__GIVEN INSTRUCTION__. Give only the number of lines in the listing below where the string "this" occurs.

__EXCERPTED RECORDS__.
========

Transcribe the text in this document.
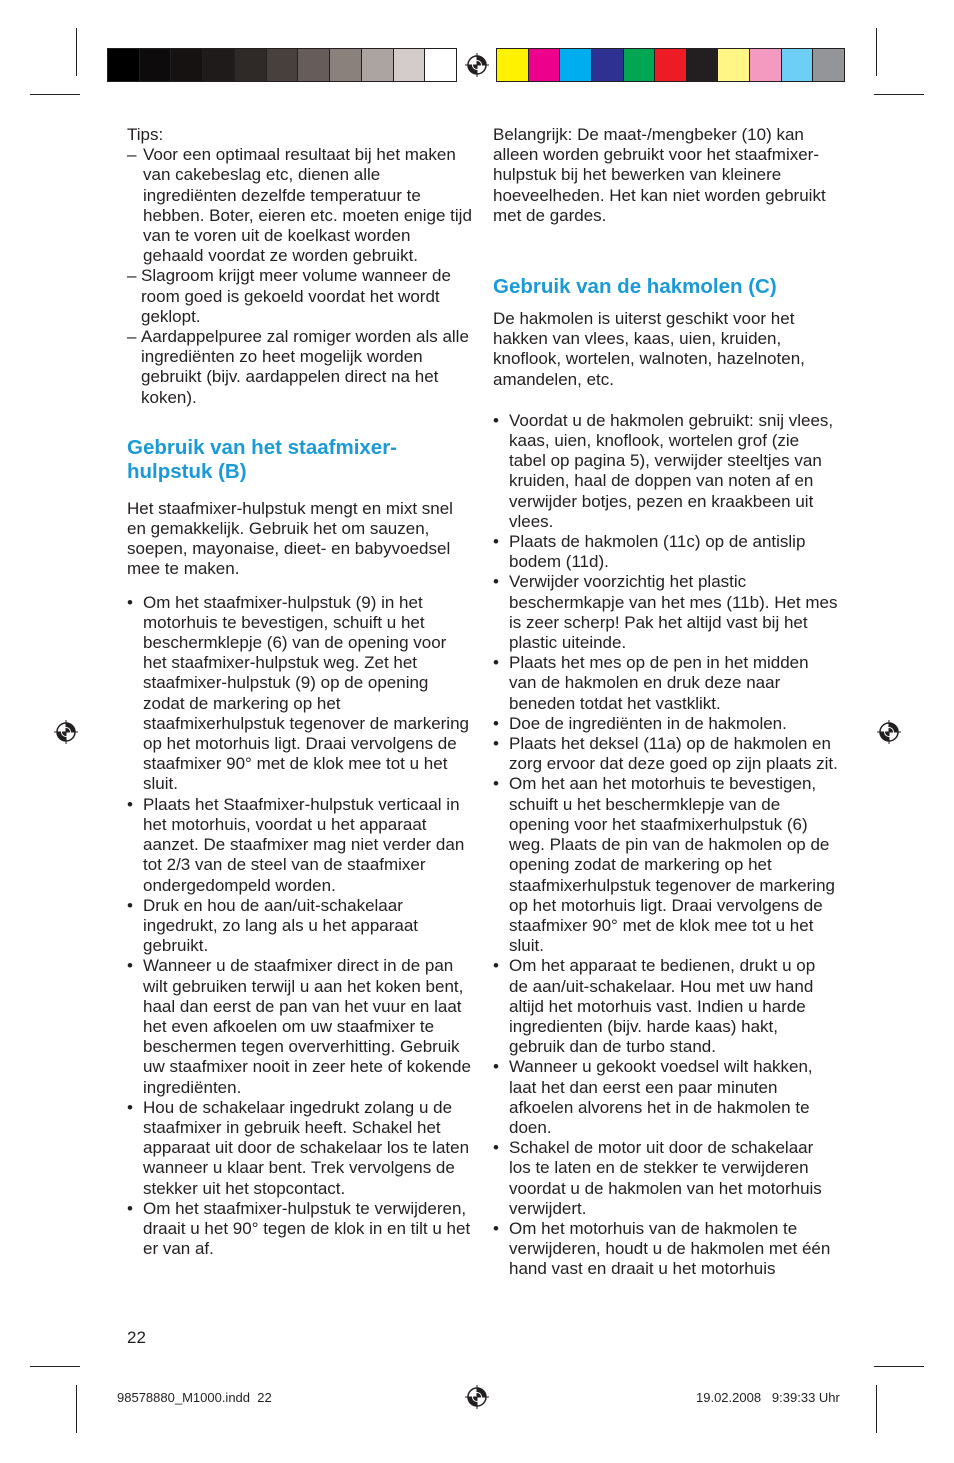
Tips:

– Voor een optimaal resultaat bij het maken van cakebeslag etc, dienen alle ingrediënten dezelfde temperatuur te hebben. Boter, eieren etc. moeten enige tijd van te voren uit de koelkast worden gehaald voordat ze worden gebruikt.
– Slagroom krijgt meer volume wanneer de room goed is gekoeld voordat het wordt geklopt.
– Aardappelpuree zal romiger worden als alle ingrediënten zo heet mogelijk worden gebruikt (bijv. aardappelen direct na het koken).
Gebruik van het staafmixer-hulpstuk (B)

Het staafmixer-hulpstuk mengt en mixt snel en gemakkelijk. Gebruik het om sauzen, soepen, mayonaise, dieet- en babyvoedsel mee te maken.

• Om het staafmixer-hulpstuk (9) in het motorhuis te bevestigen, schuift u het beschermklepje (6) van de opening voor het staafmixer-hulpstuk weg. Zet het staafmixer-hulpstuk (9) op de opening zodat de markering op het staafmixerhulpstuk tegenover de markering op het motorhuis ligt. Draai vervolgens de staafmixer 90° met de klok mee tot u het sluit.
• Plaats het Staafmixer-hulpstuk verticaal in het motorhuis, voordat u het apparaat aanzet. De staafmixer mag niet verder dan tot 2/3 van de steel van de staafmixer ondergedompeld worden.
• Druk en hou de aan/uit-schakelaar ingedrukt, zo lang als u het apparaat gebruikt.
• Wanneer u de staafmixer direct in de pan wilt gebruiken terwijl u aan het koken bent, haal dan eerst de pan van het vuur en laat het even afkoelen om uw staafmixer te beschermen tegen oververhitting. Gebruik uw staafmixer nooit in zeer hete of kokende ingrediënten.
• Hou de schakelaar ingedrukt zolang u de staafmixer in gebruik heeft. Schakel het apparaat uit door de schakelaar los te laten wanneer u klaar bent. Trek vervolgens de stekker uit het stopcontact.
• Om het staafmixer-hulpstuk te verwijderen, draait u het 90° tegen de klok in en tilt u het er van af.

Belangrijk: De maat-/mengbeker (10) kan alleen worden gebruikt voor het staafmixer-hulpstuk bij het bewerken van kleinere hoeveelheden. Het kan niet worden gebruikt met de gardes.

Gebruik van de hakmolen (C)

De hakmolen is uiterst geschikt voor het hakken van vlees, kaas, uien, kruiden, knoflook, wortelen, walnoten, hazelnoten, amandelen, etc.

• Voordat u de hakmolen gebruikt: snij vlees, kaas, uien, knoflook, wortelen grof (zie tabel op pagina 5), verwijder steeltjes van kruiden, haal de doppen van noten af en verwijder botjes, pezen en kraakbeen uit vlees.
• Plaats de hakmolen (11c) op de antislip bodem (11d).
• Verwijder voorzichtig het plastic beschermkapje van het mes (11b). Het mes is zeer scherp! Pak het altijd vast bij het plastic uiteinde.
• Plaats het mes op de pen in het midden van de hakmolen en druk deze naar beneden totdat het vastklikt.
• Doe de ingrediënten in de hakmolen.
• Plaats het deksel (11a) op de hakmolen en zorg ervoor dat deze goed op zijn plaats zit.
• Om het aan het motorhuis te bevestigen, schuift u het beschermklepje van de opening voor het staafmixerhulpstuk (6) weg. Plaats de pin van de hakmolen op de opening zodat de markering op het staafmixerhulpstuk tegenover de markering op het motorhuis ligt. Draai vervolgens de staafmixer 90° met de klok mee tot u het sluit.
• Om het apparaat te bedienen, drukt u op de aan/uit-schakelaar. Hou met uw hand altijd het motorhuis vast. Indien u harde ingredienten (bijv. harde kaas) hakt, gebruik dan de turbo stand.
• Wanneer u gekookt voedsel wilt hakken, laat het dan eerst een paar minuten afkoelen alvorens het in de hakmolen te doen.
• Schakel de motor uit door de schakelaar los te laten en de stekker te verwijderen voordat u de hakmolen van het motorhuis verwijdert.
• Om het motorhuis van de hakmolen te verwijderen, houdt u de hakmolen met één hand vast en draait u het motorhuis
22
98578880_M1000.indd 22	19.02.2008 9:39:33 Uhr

========

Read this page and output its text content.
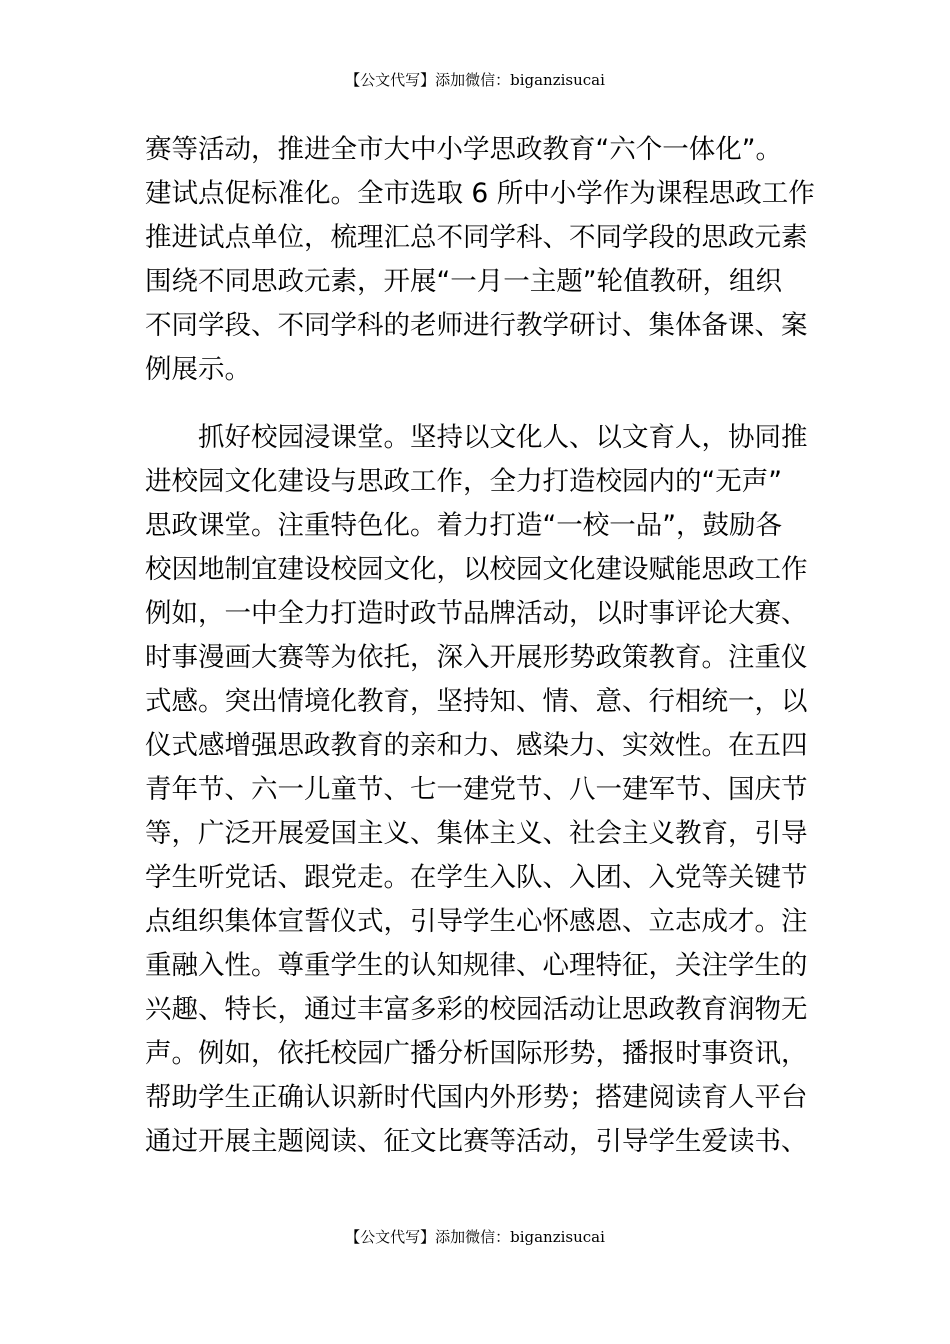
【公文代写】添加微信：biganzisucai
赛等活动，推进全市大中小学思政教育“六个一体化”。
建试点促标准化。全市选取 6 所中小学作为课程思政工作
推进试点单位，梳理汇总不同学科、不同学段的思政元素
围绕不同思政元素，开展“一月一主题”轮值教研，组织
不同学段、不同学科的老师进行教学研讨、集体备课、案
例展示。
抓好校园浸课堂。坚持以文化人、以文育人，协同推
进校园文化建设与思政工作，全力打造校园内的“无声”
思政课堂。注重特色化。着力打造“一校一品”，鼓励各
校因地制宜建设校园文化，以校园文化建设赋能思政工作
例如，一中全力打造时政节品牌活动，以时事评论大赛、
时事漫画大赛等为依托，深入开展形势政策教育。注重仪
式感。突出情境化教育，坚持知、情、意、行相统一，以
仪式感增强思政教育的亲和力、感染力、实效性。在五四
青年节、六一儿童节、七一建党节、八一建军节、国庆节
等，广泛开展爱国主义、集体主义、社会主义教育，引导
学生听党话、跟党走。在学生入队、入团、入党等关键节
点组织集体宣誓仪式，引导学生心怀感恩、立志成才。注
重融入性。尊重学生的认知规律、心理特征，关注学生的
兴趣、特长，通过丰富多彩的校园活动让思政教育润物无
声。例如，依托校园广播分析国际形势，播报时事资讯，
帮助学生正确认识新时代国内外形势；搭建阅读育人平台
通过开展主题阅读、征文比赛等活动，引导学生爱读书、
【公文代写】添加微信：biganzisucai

========

__COMPLETE OUTPUT__. 2